◆ YOUR INSTRUCTIONS ◆
Word for word, give the material below again, minus any images.

Start RECORDED INFORMATION

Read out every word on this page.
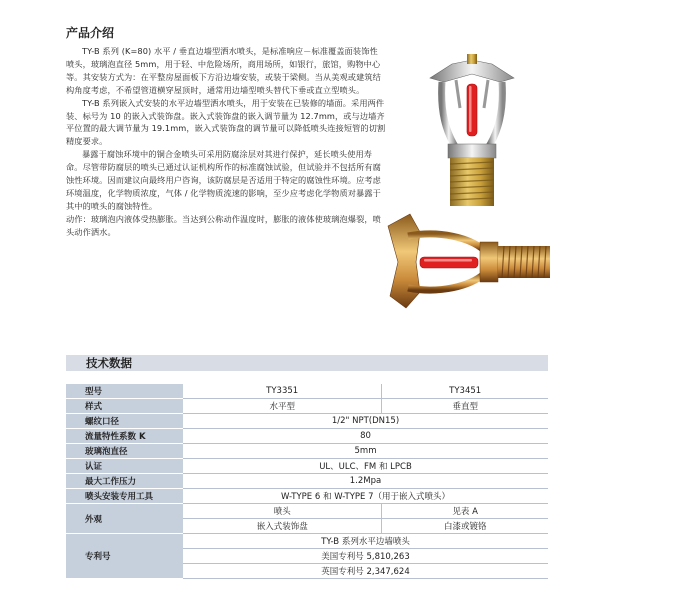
产品介绍

TY-B 系列 (K=80) 水平 / 垂直边墙型洒水喷头，是标准响应－标准覆盖面装饰性喷头，玻璃泡直径 5mm，用于轻、中危险场所，商用场所，如银行，旅馆，购物中心等。其安装方式为：在平整房屋面板下方沿边墙安装，或装于梁侧。当从美观或建筑结构角度考虑，不希望管道横穿屋顶时，通常用边墙型喷头替代下垂或直立型喷头。

TY-B 系列嵌入式安装的水平边墙型洒水喷头，用于安装在已装修的墙面。采用两件装、标号为 10 的嵌入式装饰盘。嵌入式装饰盘的嵌入调节量为 12.7mm，或与边墙齐平位置的最大调节量为 19.1mm，嵌入式装饰盘的调节量可以降低喷头连接短管的切割精度要求。

暴露于腐蚀环境中的铜合金喷头可采用防腐涂层对其进行保护，延长喷头使用寿命。尽管带防腐层的喷头已通过认证机构所作的标准腐蚀试验，但试验并不包括所有腐蚀性环境。因而建议向最终用户咨询，该防腐层是否适用于特定的腐蚀性环境。应考虑环境温度，化学物质浓度，气体 / 化学物质流速的影响，至少应考虑化学物质对暴露于其中的喷头的腐蚀特性。

动作：玻璃泡内液体受热膨胀。当达到公称动作温度时，膨胀的液体使玻璃泡爆裂，喷头动作洒水。

技术数据
型号	TY3351	TY3451
样式	水平型	垂直型
螺纹口径	1/2" NPT(DN15)	
流量特性系数 K	80	
玻璃泡直径	5mm	
认证	UL、ULC、FM 和 LPCB	
最大工作压力	1.2Mpa	
喷头安装专用工具	W-TYPE 6 和 W-TYPE 7（用于嵌入式喷头）	
外观	喷头	见表 A
	嵌入式装饰盘	白漆或镀铬
专利号	TY-B 系列水平边墙喷头	
	美国专利号 5,810,263	
	英国专利号 2,347,624	
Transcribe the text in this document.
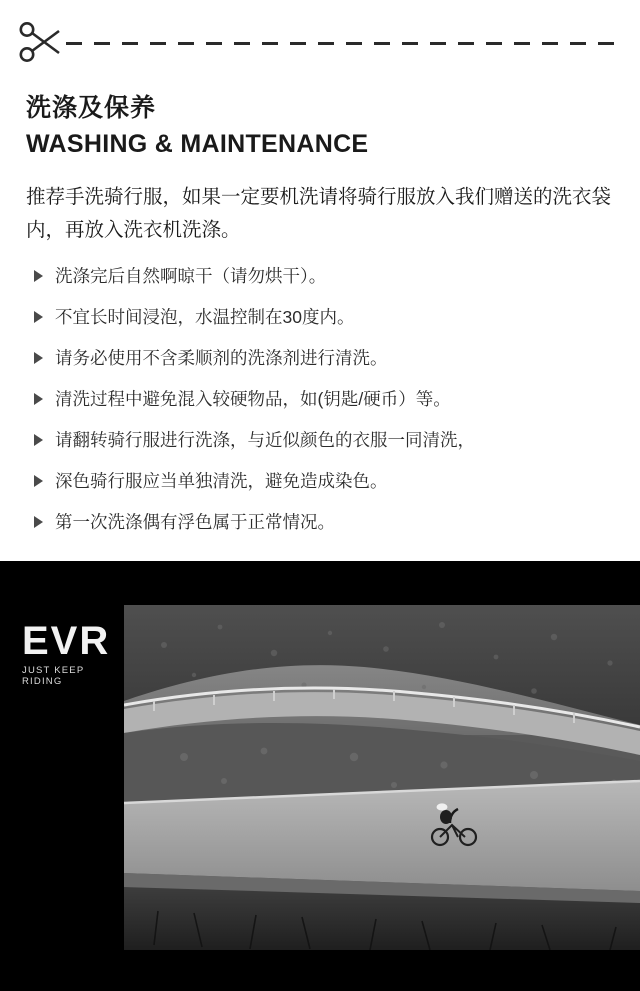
洗涤及保养
WASHING & MAINTENANCE

推荐手洗骑行服，如果一定要机洗请将骑行服放入我们赠送的洗衣袋内，再放入洗衣机洗涤。

洗涤完后自然啊晾干（请勿烘干）。
不宜长时间浸泡，水温控制在30度内。
请务必使用不含柔顺剂的洗涤剂进行清洗。
清洗过程中避免混入较硬物品，如(钥匙/硬币）等。
请翻转骑行服进行洗涤，与近似颜色的衣服一同清洗，
深色骑行服应当单独清洗，避免造成染色。
第一次洗涤偶有浮色属于正常情况。
EVR
JUST KEEP RIDING
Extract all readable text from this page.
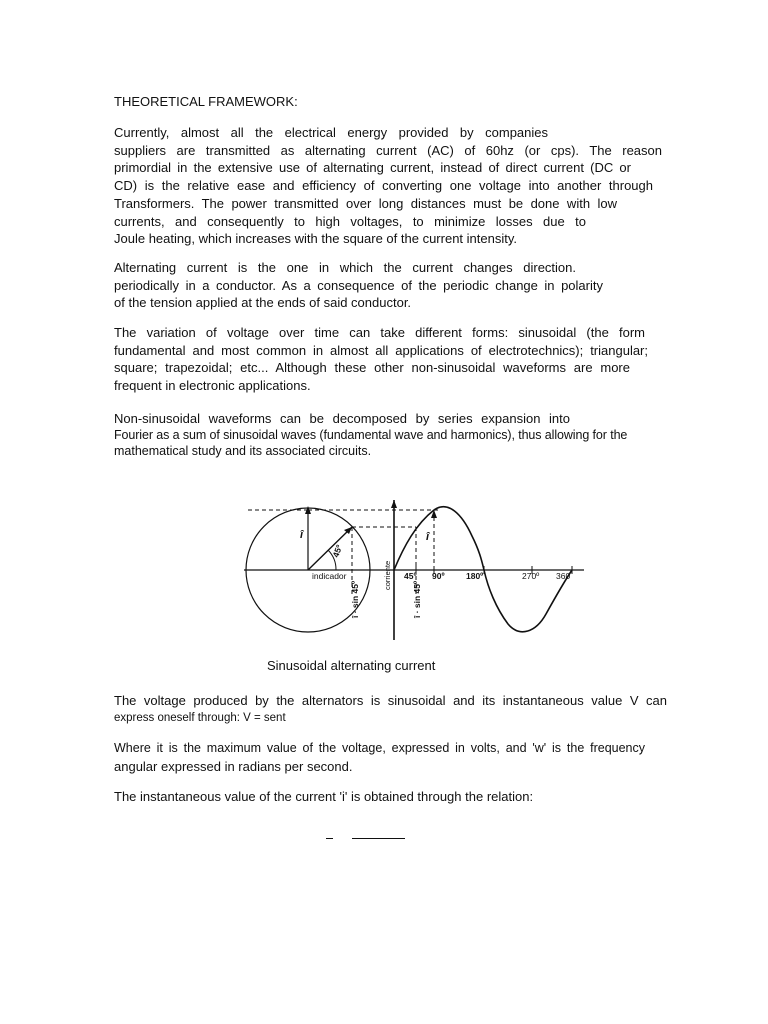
THEORETICAL FRAMEWORK:
Currently, almost all the electrical energy provided by companies
suppliers are transmitted as alternating current (AC) of 60hz (or cps). The reason
primordial in the extensive use of alternating current, instead of direct current (DC or
CD) is the relative ease and efficiency of converting one voltage into another through
Transformers. The power transmitted over long distances must be done with low
currents, and consequently to high voltages, to minimize losses due to
Joule heating, which increases with the square of the current intensity.
Alternating current is the one in which the current changes direction.
periodically in a conductor. As a consequence of the periodic change in polarity
of the tension applied at the ends of said conductor.
The variation of voltage over time can take different forms: sinusoidal (the form
fundamental and most common in almost all applications of electrotechnics); triangular;
square; trapezoidal; etc... Although these other non-sinusoidal waveforms are more
frequent in electronic applications.
Non-sinusoidal waveforms can be decomposed by series expansion into
Fourier as a sum of sinusoidal waves (fundamental wave and harmonics), thus allowing for the
mathematical study and its associated circuits.
î	î
45º
indicador	corriente
î · sin 45º	î · sin 45º
45º 90º	180º	270º 360

Sinusoidal alternating current

The voltage produced by the alternators is sinusoidal and its instantaneous value V can
express oneself through: V = sent
Where it is the maximum value of the voltage, expressed in volts, and 'w' is the frequency
angular expressed in radians per second.
The instantaneous value of the current 'i' is obtained through the relation:
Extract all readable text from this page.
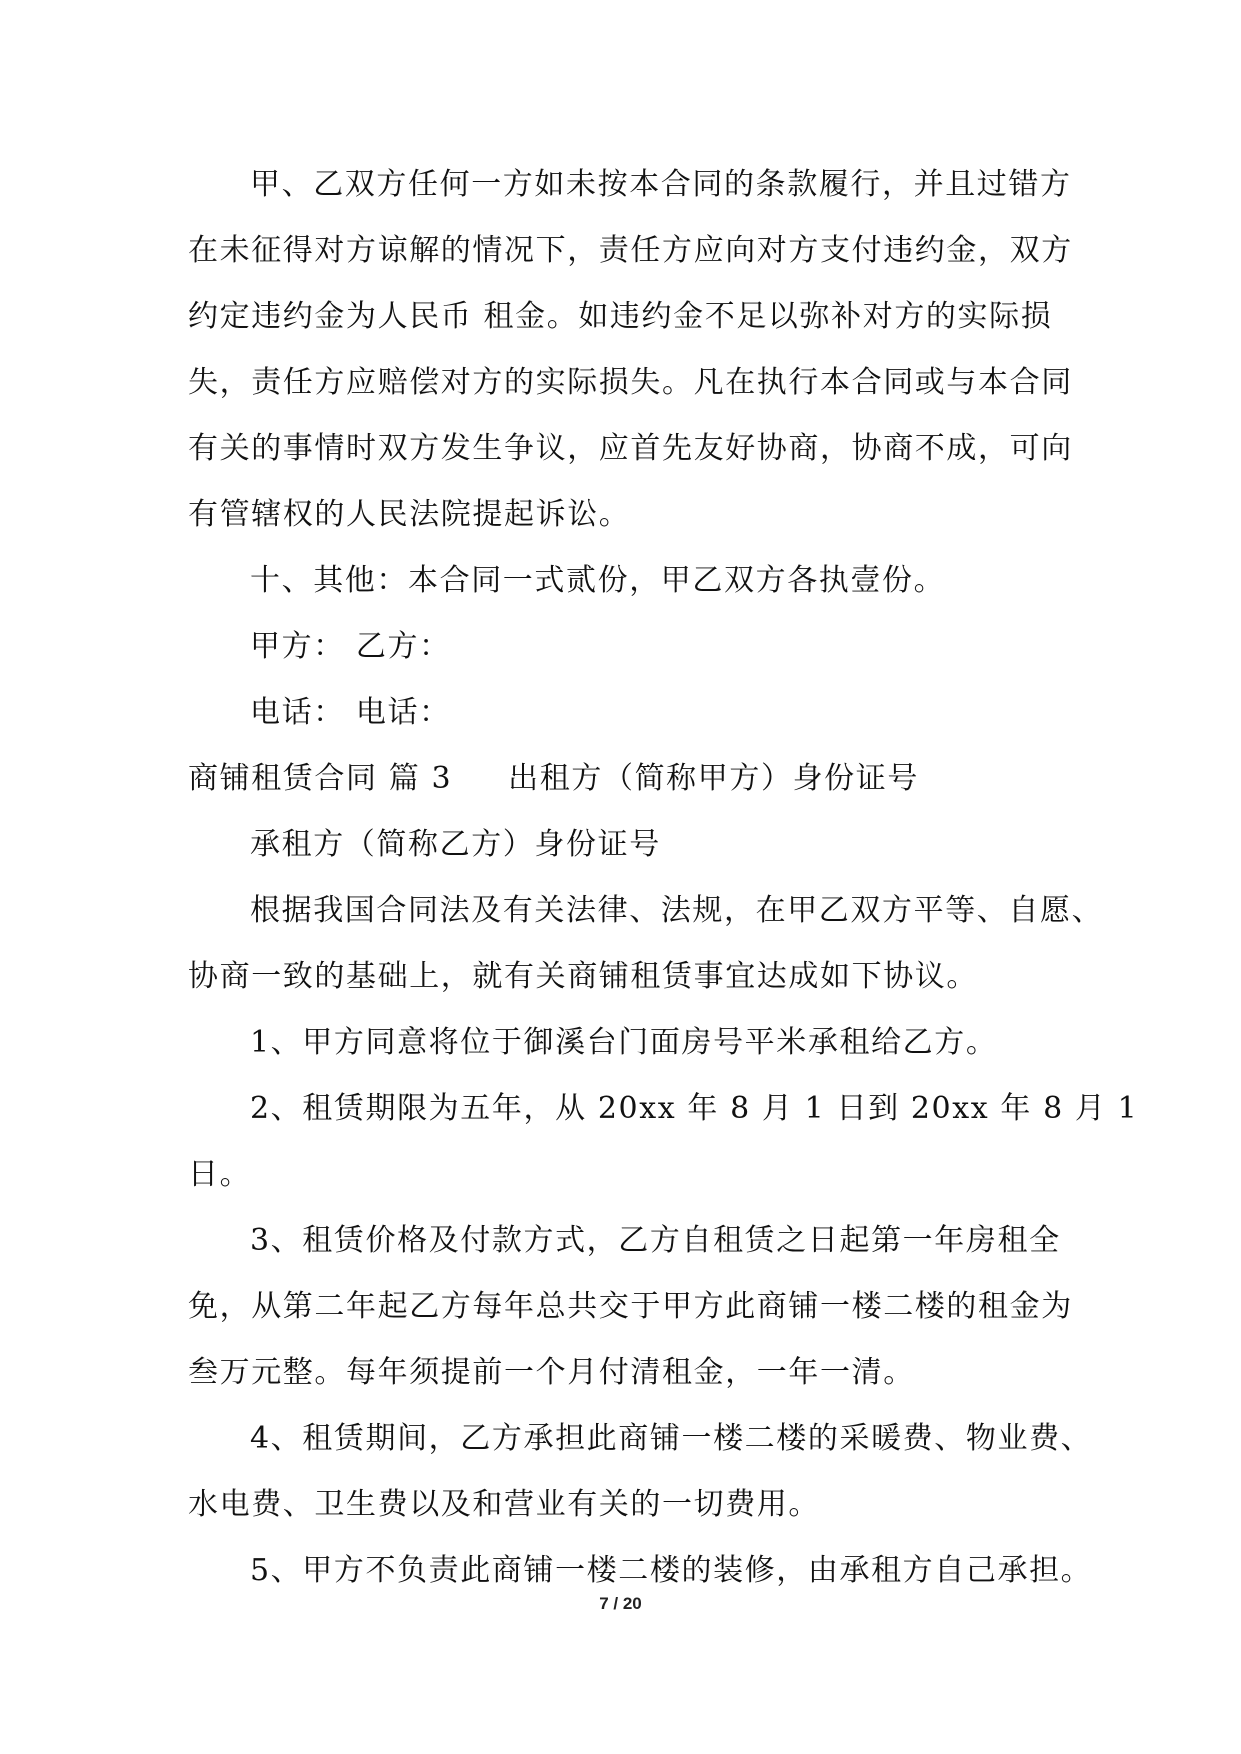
甲、乙双方任何一方如未按本合同的条款履行，并且过错方
在未征得对方谅解的情况下，责任方应向对方支付违约金，双方
约定违约金为人民币 租金。如违约金不足以弥补对方的实际损
失，责任方应赔偿对方的实际损失。凡在执行本合同或与本合同
有关的事情时双方发生争议，应首先友好协商，协商不成，可向
有管辖权的人民法院提起诉讼。
十、其他：本合同一式贰份，甲乙双方各执壹份。
甲方： 乙方：
电话： 电话：
商铺租赁合同 篇 3 出租方（简称甲方）身份证号
承租方（简称乙方）身份证号
根据我国合同法及有关法律、法规，在甲乙双方平等、自愿、
协商一致的基础上，就有关商铺租赁事宜达成如下协议。
1、甲方同意将位于御溪台门面房号平米承租给乙方。
2、租赁期限为五年，从 20xx 年 8 月 1 日到 20xx 年 8 月 1
日。
3、租赁价格及付款方式，乙方自租赁之日起第一年房租全
免，从第二年起乙方每年总共交于甲方此商铺一楼二楼的租金为
叁万元整。每年须提前一个月付清租金，一年一清。
4、租赁期间，乙方承担此商铺一楼二楼的采暖费、物业费、
水电费、卫生费以及和营业有关的一切费用。
5、甲方不负责此商铺一楼二楼的装修，由承租方自己承担。
7 / 20
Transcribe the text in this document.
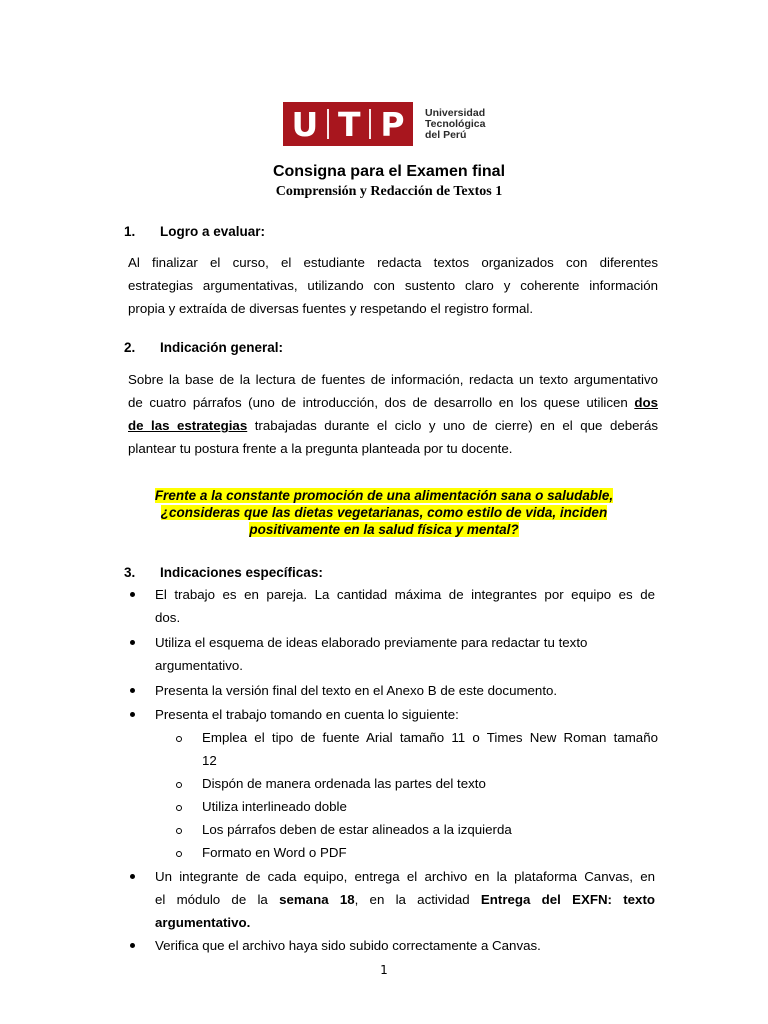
U T P Universidad
Tecnológica
del Perú
Consigna para el Examen final
Comprensión y Redacción de Textos 1
1.	Logro a evaluar:
Al finalizar el curso, el estudiante redacta textos organizados con diferentes
estrategias argumentativas, utilizando con sustento claro y coherente información
propia y extraída de diversas fuentes y respetando el registro formal.
2.	Indicación general:
Sobre la base de la lectura de fuentes de información, redacta un texto argumentativo
de cuatro párrafos (uno de introducción, dos de desarrollo en los quese utilicen dos
de las estrategias trabajadas durante el ciclo y uno de cierre) en el que deberás
plantear tu postura frente a la pregunta planteada por tu docente.
Frente a la constante promoción de una alimentación sana o saludable,
¿consideras que las dietas vegetarianas, como estilo de vida, inciden
positivamente en la salud física y mental?
3.	Indicaciones específicas:
El trabajo es en pareja. La cantidad máxima de integrantes por equipo es de
dos.
Utiliza el esquema de ideas elaborado previamente para redactar tu texto
argumentativo.
Presenta la versión final del texto en el Anexo B de este documento.
Presenta el trabajo tomando en cuenta lo siguiente:
Emplea el tipo de fuente Arial tamaño 11 o Times New Roman tamaño
12
Dispón de manera ordenada las partes del texto
Utiliza interlineado doble
Los párrafos deben de estar alineados a la izquierda
Formato en Word o PDF
Un integrante de cada equipo, entrega el archivo en la plataforma Canvas, en
el módulo de la semana 18, en la actividad Entrega del EXFN: texto
argumentativo.
Verifica que el archivo haya sido subido correctamente a Canvas.
1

End RECORDED INFORMATION

◆ TASK RESULT ◆
Read out every word on this page.
产品介绍

TY-B 系列 (K=80) 水平 / 垂直边墙型洒水喷头，是标准响应－标准覆盖面装饰性喷头，玻璃泡直径 5mm，用于轻、中危险场所，商用场所，如银行，旅馆，购物中心等。其安装方式为：在平整房屋面板下方沿边墙安装，或装于梁侧。当从美观或建筑结构角度考虑，不希望管道横穿屋顶时，通常用边墙型喷头替代下垂或直立型喷头。

TY-B 系列嵌入式安装的水平边墙型洒水喷头，用于安装在已装修的墙面。采用两件装、标号为 10 的嵌入式装饰盘。嵌入式装饰盘的嵌入调节量为 12.7mm，或与边墙齐平位置的最大调节量为 19.1mm，嵌入式装饰盘的调节量可以降低喷头连接短管的切割精度要求。

暴露于腐蚀环境中的铜合金喷头可采用防腐涂层对其进行保护，延长喷头使用寿命。尽管带防腐层的喷头已通过认证机构所作的标准腐蚀试验，但试验并不包括所有腐蚀性环境。因而建议向最终用户咨询，该防腐层是否适用于特定的腐蚀性环境。应考虑环境温度，化学物质浓度，气体 / 化学物质流速的影响，至少应考虑化学物质对暴露于其中的喷头的腐蚀特性。

动作：玻璃泡内液体受热膨胀。当达到公称动作温度时，膨胀的液体使玻璃泡爆裂，喷头动作洒水。

技术数据
型号	TY3351	TY3451
样式	水平型	垂直型
螺纹口径	1/2" NPT(DN15)	
流量特性系数 K	80	
玻璃泡直径	5mm	
认证	UL、ULC、FM 和 LPCB	
最大工作压力	1.2Mpa	
喷头安装专用工具	W-TYPE 6 和 W-TYPE 7（用于嵌入式喷头）	
外观	喷头	见表 A
	嵌入式装饰盘	白漆或镀铬
专利号	TY-B 系列水平边墙喷头	
	美国专利号 5,810,263	
	英国专利号 2,347,624	
Transcribe the text in this document.
洗涤及保养
WASHING & MAINTENANCE

推荐手洗骑行服，如果一定要机洗请将骑行服放入我们赠送的洗衣袋内，再放入洗衣机洗涤。

洗涤完后自然啊晾干（请勿烘干）。
不宜长时间浸泡，水温控制在30度内。
请务必使用不含柔顺剂的洗涤剂进行清洗。
清洗过程中避免混入较硬物品，如(钥匙/硬币）等。
请翻转骑行服进行洗涤，与近似颜色的衣服一同清洗，
深色骑行服应当单独清洗，避免造成染色。
第一次洗涤偶有浮色属于正常情况。
EVR
JUST KEEP RIDING
Extract all readable text from this page.
THEORETICAL FRAMEWORK:
Currently, almost all the electrical energy provided by companies
suppliers are transmitted as alternating current (AC) of 60hz (or cps). The reason
primordial in the extensive use of alternating current, instead of direct current (DC or
CD) is the relative ease and efficiency of converting one voltage into another through
Transformers. The power transmitted over long distances must be done with low
currents, and consequently to high voltages, to minimize losses due to
Joule heating, which increases with the square of the current intensity.
Alternating current is the one in which the current changes direction.
periodically in a conductor. As a consequence of the periodic change in polarity
of the tension applied at the ends of said conductor.
The variation of voltage over time can take different forms: sinusoidal (the form
fundamental and most common in almost all applications of electrotechnics); triangular;
square; trapezoidal; etc... Although these other non-sinusoidal waveforms are more
frequent in electronic applications.
Non-sinusoidal waveforms can be decomposed by series expansion into
Fourier as a sum of sinusoidal waves (fundamental wave and harmonics), thus allowing for the
mathematical study and its associated circuits.
î	î
45º
indicador	corriente
î · sin 45º	î · sin 45º
45º 90º	180º	270º 360

Sinusoidal alternating current

The voltage produced by the alternators is sinusoidal and its instantaneous value V can
express oneself through: V = sent
Where it is the maximum value of the voltage, expressed in volts, and 'w' is the frequency
angular expressed in radians per second.
The instantaneous value of the current 'i' is obtained through the relation:
Extract all readable text from this page.
甲、乙双方任何一方如未按本合同的条款履行，并且过错方
在未征得对方谅解的情况下，责任方应向对方支付违约金，双方
约定违约金为人民币 租金。如违约金不足以弥补对方的实际损
失，责任方应赔偿对方的实际损失。凡在执行本合同或与本合同
有关的事情时双方发生争议，应首先友好协商，协商不成，可向
有管辖权的人民法院提起诉讼。
十、其他：本合同一式贰份，甲乙双方各执壹份。
甲方： 乙方：
电话： 电话：
商铺租赁合同 篇 3 出租方（简称甲方）身份证号
承租方（简称乙方）身份证号
根据我国合同法及有关法律、法规，在甲乙双方平等、自愿、
协商一致的基础上，就有关商铺租赁事宜达成如下协议。
1、甲方同意将位于御溪台门面房号平米承租给乙方。
2、租赁期限为五年，从 20xx 年 8 月 1 日到 20xx 年 8 月 1
日。
3、租赁价格及付款方式，乙方自租赁之日起第一年房租全
免，从第二年起乙方每年总共交于甲方此商铺一楼二楼的租金为
叁万元整。每年须提前一个月付清租金，一年一清。
4、租赁期间，乙方承担此商铺一楼二楼的采暖费、物业费、
水电费、卫生费以及和营业有关的一切费用。
5、甲方不负责此商铺一楼二楼的装修，由承租方自己承担。
7 / 20
Transcribe the text in this document.
U T P Universidad
Tecnológica
del Perú
Consigna para el Examen final
Comprensión y Redacción de Textos 1
1.	Logro a evaluar:
Al finalizar el curso, el estudiante redacta textos organizados con diferentes
estrategias argumentativas, utilizando con sustento claro y coherente información
propia y extraída de diversas fuentes y respetando el registro formal.
2.	Indicación general:
Sobre la base de la lectura de fuentes de información, redacta un texto argumentativo
de cuatro párrafos (uno de introducción, dos de desarrollo en los quese utilicen dos
de las estrategias trabajadas durante el ciclo y uno de cierre) en el que deberás
plantear tu postura frente a la pregunta planteada por tu docente.
Frente a la constante promoción de una alimentación sana o saludable,
¿consideras que las dietas vegetarianas, como estilo de vida, inciden
positivamente en la salud física y mental?
3.	Indicaciones específicas:
El trabajo es en pareja. La cantidad máxima de integrantes por equipo es de
dos.
Utiliza el esquema de ideas elaborado previamente para redactar tu texto
argumentativo.
Presenta la versión final del texto en el Anexo B de este documento.
Presenta el trabajo tomando en cuenta lo siguiente:
Emplea el tipo de fuente Arial tamaño 11 o Times New Roman tamaño
12
Dispón de manera ordenada las partes del texto
Utiliza interlineado doble
Los párrafos deben de estar alineados a la izquierda
Formato en Word o PDF
Un integrante de cada equipo, entrega el archivo en la plataforma Canvas, en
el módulo de la semana 18, en la actividad Entrega del EXFN: texto
argumentativo.
Verifica que el archivo haya sido subido correctamente a Canvas.
1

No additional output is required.